§ **What you need to do**:
Retype every line of the listing below without changing any characters, and leave the pictures out.

§ **Records provided**:
□ □ □ □ □

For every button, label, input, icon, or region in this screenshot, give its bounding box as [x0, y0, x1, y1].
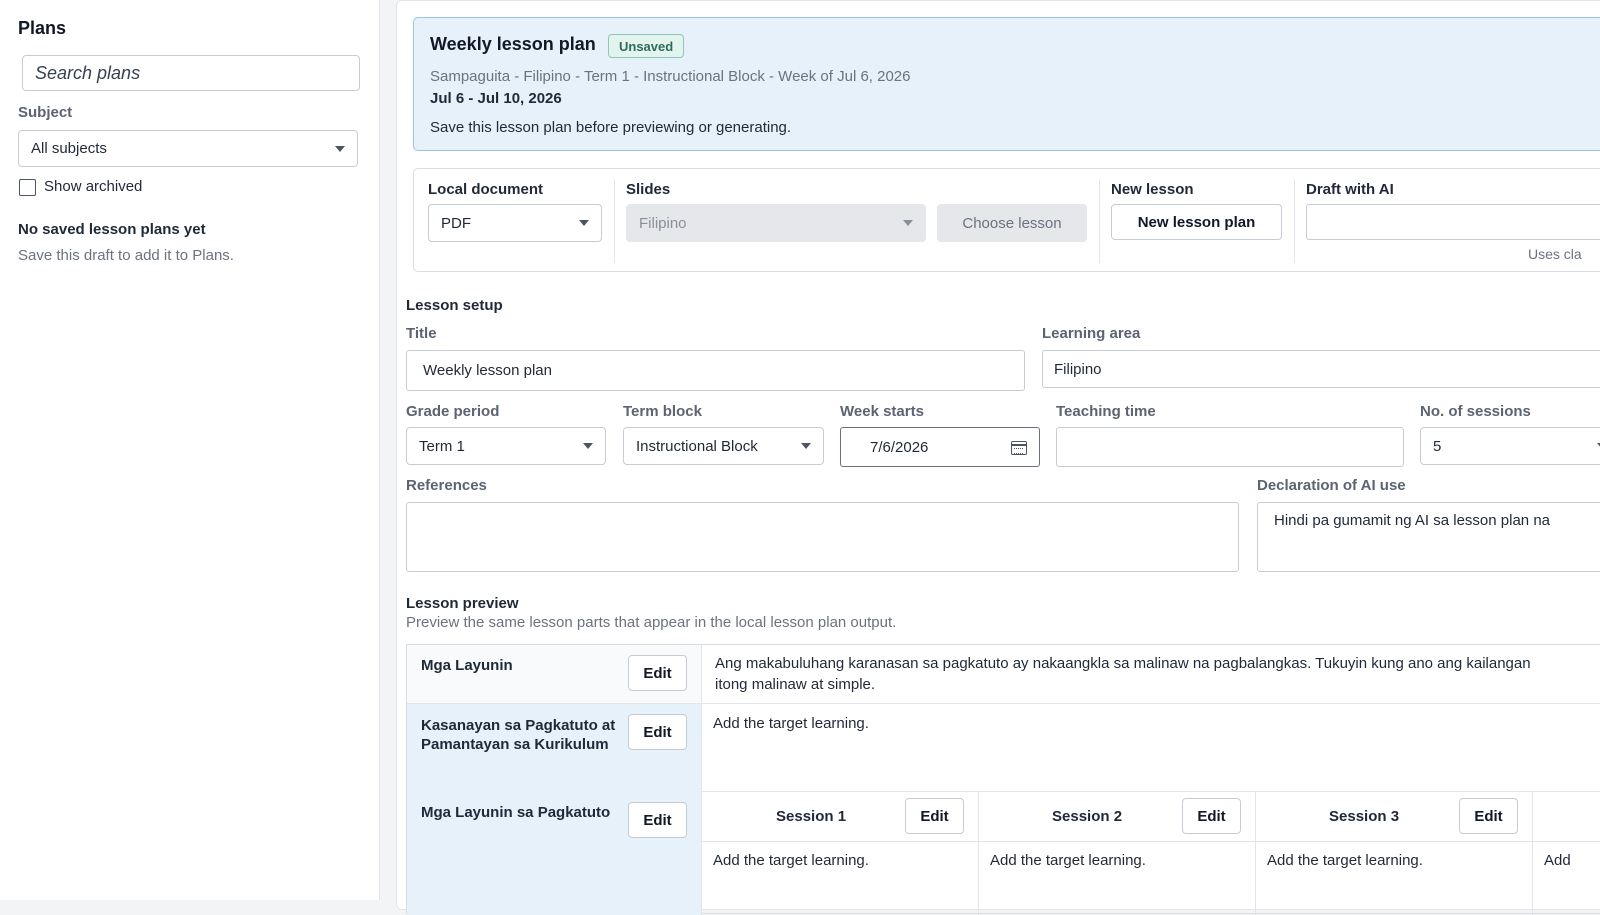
session-1-title: Session 1	[776, 808, 847, 825]
row-content-mga-layunin-line2: itong malinaw at simple.	[715, 676, 876, 693]
subject-select-value: All subjects	[31, 140, 107, 157]
ai-declaration-textarea[interactable]: Hindi pa gumamit ng AI sa lesson plan na	[1257, 502, 1600, 572]
title-label: Title	[406, 325, 437, 342]
chevron-down-icon	[335, 145, 345, 152]
show-archived-checkbox[interactable]	[19, 179, 36, 196]
local-document-value: PDF	[441, 214, 471, 232]
new-lesson-plan-button[interactable]: New lesson plan	[1111, 204, 1282, 240]
empty-state-subtitle: Save this draft to add it to Plans.	[18, 247, 234, 264]
week-starts-label: Week starts	[840, 403, 924, 420]
date-range: Jul 6 - Jul 10, 2026	[430, 90, 562, 107]
chevron-down-icon	[903, 220, 913, 226]
week-starts-date-input[interactable]: 7/6/2026	[840, 427, 1040, 467]
edit-button-session-1[interactable]: Edit	[905, 798, 964, 834]
draft-with-ai-label: Draft with AI	[1306, 181, 1394, 198]
row-label-layunin-sa-pagkatuto: Mga Layunin sa Pagkatuto	[421, 804, 611, 821]
learning-area-label: Learning area	[1042, 325, 1141, 342]
edit-button-kasanayan[interactable]: Edit	[628, 714, 687, 750]
toolbar-panel: Local document PDF Slides Filipino Choos…	[413, 168, 1600, 272]
chevron-down-icon	[583, 443, 593, 449]
slides-value: Filipino	[639, 214, 687, 232]
ai-declaration-label: Declaration of AI use	[1257, 477, 1406, 494]
session-4-content: Add	[1544, 852, 1571, 869]
edit-button-layunin-sa-pagkatuto[interactable]: Edit	[628, 802, 687, 838]
lesson-plan-banner: Weekly lesson plan Unsaved Sampaguita - …	[413, 17, 1600, 151]
search-input[interactable]	[22, 55, 360, 91]
title-field[interactable]: Weekly lesson plan	[406, 350, 1025, 391]
term-block-label: Term block	[623, 403, 702, 420]
sessions-value: 5	[1433, 437, 1442, 455]
session-2-title: Session 2	[1052, 808, 1123, 825]
learning-area-field[interactable]: Filipino	[1042, 350, 1600, 388]
slides-label: Slides	[626, 181, 671, 198]
grade-period-label: Grade period	[406, 403, 500, 420]
subject-label: Subject	[18, 104, 73, 121]
lesson-preview-heading: Lesson preview	[406, 595, 519, 612]
new-lesson-label: New lesson	[1111, 181, 1194, 198]
grade-period-select[interactable]: Term 1	[406, 427, 606, 465]
breadcrumb: Sampaguita - Filipino - Term 1 - Instruc…	[430, 68, 911, 85]
row-content-kasanayan: Add the target learning.	[713, 715, 869, 732]
save-notice: Save this lesson plan before previewing …	[430, 119, 792, 136]
sessions-select[interactable]: 5	[1420, 427, 1600, 465]
references-label: References	[406, 477, 487, 494]
choose-lesson-button[interactable]: Choose lesson	[937, 204, 1087, 242]
plans-sidebar: Plans Subject All subjects Show archived…	[0, 0, 380, 900]
lesson-plan-editor: Weekly lesson plan Unsaved Sampaguita - …	[396, 0, 1600, 915]
empty-state-title: No saved lesson plans yet	[18, 221, 206, 238]
term-block-value: Instructional Block	[636, 437, 758, 455]
session-3-title: Session 3	[1329, 808, 1400, 825]
sidebar-title: Plans	[18, 18, 67, 38]
chevron-down-icon	[579, 220, 589, 226]
grade-period-value: Term 1	[419, 437, 465, 455]
term-block-select[interactable]: Instructional Block	[623, 427, 824, 465]
teaching-time-label: Teaching time	[1056, 403, 1156, 420]
lesson-preview-table: Mga Layunin Edit Ang makabuluhang karana…	[406, 644, 1600, 915]
chevron-down-icon	[801, 443, 811, 449]
edit-button-mga-layunin[interactable]: Edit	[628, 655, 687, 691]
teaching-time-field[interactable]	[1056, 427, 1404, 467]
session-3-content: Add the target learning.	[1267, 852, 1423, 869]
draft-with-ai-note: Uses cla	[1528, 246, 1582, 262]
row-label-kasanayan-line2: Pamantayan sa Kurikulum	[421, 736, 609, 753]
sessions-label: No. of sessions	[1420, 403, 1531, 420]
local-document-label: Local document	[428, 181, 544, 198]
slides-select[interactable]: Filipino	[626, 204, 926, 242]
row-label-mga-layunin: Mga Layunin	[421, 657, 513, 674]
row-label-kasanayan-line1: Kasanayan sa Pagkatuto at	[421, 717, 616, 734]
edit-button-session-2[interactable]: Edit	[1182, 798, 1241, 834]
page-title: Weekly lesson plan	[430, 34, 596, 54]
show-archived-label: Show archived	[44, 178, 143, 195]
lesson-preview-subtitle: Preview the same lesson parts that appea…	[406, 614, 897, 631]
session-1-content: Add the target learning.	[713, 852, 869, 869]
session-2-content: Add the target learning.	[990, 852, 1146, 869]
status-badge: Unsaved	[608, 34, 685, 58]
edit-button-session-3[interactable]: Edit	[1459, 798, 1518, 834]
references-textarea[interactable]	[406, 502, 1239, 572]
subject-select[interactable]: All subjects	[18, 130, 358, 167]
row-content-mga-layunin-line1: Ang makabuluhang karanasan sa pagkatuto …	[715, 655, 1531, 672]
local-document-select[interactable]: PDF	[428, 204, 602, 242]
week-starts-value: 7/6/2026	[870, 438, 929, 456]
lesson-setup-heading: Lesson setup	[406, 297, 503, 314]
calendar-icon[interactable]	[1011, 441, 1027, 455]
draft-with-ai-input[interactable]	[1306, 204, 1600, 240]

□ □ □ □ □

§ **Solution**:
For every button, label, input, icon, or region in this screenshot, give its bounding box as [x0, y0, x1, y1].
session-1-title: Session 1	[776, 808, 847, 825]
row-content-mga-layunin-line2: itong malinaw at simple.	[715, 676, 876, 693]
subject-select-value: All subjects	[31, 140, 107, 157]
ai-declaration-textarea[interactable]: Hindi pa gumamit ng AI sa lesson plan na	[1257, 502, 1600, 572]
title-label: Title	[406, 325, 437, 342]
chevron-down-icon	[335, 145, 345, 152]
show-archived-checkbox[interactable]	[19, 179, 36, 196]
local-document-value: PDF	[441, 214, 471, 232]
new-lesson-plan-button[interactable]: New lesson plan	[1111, 204, 1282, 240]
empty-state-subtitle: Save this draft to add it to Plans.	[18, 247, 234, 264]
week-starts-label: Week starts	[840, 403, 924, 420]
date-range: Jul 6 - Jul 10, 2026	[430, 90, 562, 107]
chevron-down-icon	[903, 220, 913, 226]
week-starts-date-input[interactable]: 7/6/2026	[840, 427, 1040, 467]
edit-button-session-1[interactable]: Edit	[905, 798, 964, 834]
draft-with-ai-label: Draft with AI	[1306, 181, 1394, 198]
row-label-layunin-sa-pagkatuto: Mga Layunin sa Pagkatuto	[421, 804, 611, 821]
learning-area-label: Learning area	[1042, 325, 1141, 342]
edit-button-kasanayan[interactable]: Edit	[628, 714, 687, 750]
toolbar-panel: Local document PDF Slides Filipino Choos…	[413, 168, 1600, 272]
chevron-down-icon	[583, 443, 593, 449]
slides-value: Filipino	[639, 214, 687, 232]
ai-declaration-label: Declaration of AI use	[1257, 477, 1406, 494]
session-4-content: Add	[1544, 852, 1571, 869]
edit-button-layunin-sa-pagkatuto[interactable]: Edit	[628, 802, 687, 838]
lesson-plan-banner: Weekly lesson plan Unsaved Sampaguita - …	[413, 17, 1600, 151]
search-input[interactable]	[22, 55, 360, 91]
title-field[interactable]: Weekly lesson plan	[406, 350, 1025, 391]
term-block-label: Term block	[623, 403, 702, 420]
sessions-value: 5	[1433, 437, 1442, 455]
session-2-title: Session 2	[1052, 808, 1123, 825]
learning-area-field[interactable]: Filipino	[1042, 350, 1600, 388]
slides-label: Slides	[626, 181, 671, 198]
grade-period-label: Grade period	[406, 403, 500, 420]
subject-label: Subject	[18, 104, 73, 121]
lesson-preview-heading: Lesson preview	[406, 595, 519, 612]
new-lesson-label: New lesson	[1111, 181, 1194, 198]
grade-period-select[interactable]: Term 1	[406, 427, 606, 465]
breadcrumb: Sampaguita - Filipino - Term 1 - Instruc…	[430, 68, 911, 85]
row-content-kasanayan: Add the target learning.	[713, 715, 869, 732]
save-notice: Save this lesson plan before previewing …	[430, 119, 792, 136]
sessions-select[interactable]: 5	[1420, 427, 1600, 465]
references-label: References	[406, 477, 487, 494]
choose-lesson-button[interactable]: Choose lesson	[937, 204, 1087, 242]
plans-sidebar: Plans Subject All subjects Show archived…	[0, 0, 380, 900]
lesson-plan-editor: Weekly lesson plan Unsaved Sampaguita - …	[396, 0, 1600, 915]
empty-state-title: No saved lesson plans yet	[18, 221, 206, 238]
term-block-value: Instructional Block	[636, 437, 758, 455]
session-3-title: Session 3	[1329, 808, 1400, 825]
sidebar-title: Plans	[18, 18, 67, 38]
chevron-down-icon	[579, 220, 589, 226]
grade-period-value: Term 1	[419, 437, 465, 455]
term-block-select[interactable]: Instructional Block	[623, 427, 824, 465]
teaching-time-label: Teaching time	[1056, 403, 1156, 420]
lesson-preview-table: Mga Layunin Edit Ang makabuluhang karana…	[406, 644, 1600, 915]
chevron-down-icon	[801, 443, 811, 449]
edit-button-mga-layunin[interactable]: Edit	[628, 655, 687, 691]
teaching-time-field[interactable]	[1056, 427, 1404, 467]
session-3-content: Add the target learning.	[1267, 852, 1423, 869]
draft-with-ai-note: Uses cla	[1528, 246, 1582, 262]
row-label-kasanayan-line2: Pamantayan sa Kurikulum	[421, 736, 609, 753]
sessions-label: No. of sessions	[1420, 403, 1531, 420]
local-document-label: Local document	[428, 181, 544, 198]
slides-select[interactable]: Filipino	[626, 204, 926, 242]
row-label-mga-layunin: Mga Layunin	[421, 657, 513, 674]
row-label-kasanayan-line1: Kasanayan sa Pagkatuto at	[421, 717, 616, 734]
edit-button-session-2[interactable]: Edit	[1182, 798, 1241, 834]
page-title: Weekly lesson plan	[430, 34, 596, 54]
show-archived-label: Show archived	[44, 178, 143, 195]
lesson-preview-subtitle: Preview the same lesson parts that appea…	[406, 614, 897, 631]
session-1-content: Add the target learning.	[713, 852, 869, 869]
session-2-content: Add the target learning.	[990, 852, 1146, 869]
status-badge: Unsaved	[608, 34, 685, 58]
edit-button-session-3[interactable]: Edit	[1459, 798, 1518, 834]
references-textarea[interactable]	[406, 502, 1239, 572]
subject-select[interactable]: All subjects	[18, 130, 358, 167]
row-content-mga-layunin-line1: Ang makabuluhang karanasan sa pagkatuto …	[715, 655, 1531, 672]
local-document-select[interactable]: PDF	[428, 204, 602, 242]
week-starts-value: 7/6/2026	[870, 438, 929, 456]
lesson-setup-heading: Lesson setup	[406, 297, 503, 314]
calendar-icon[interactable]	[1011, 441, 1027, 455]
draft-with-ai-input[interactable]	[1306, 204, 1600, 240]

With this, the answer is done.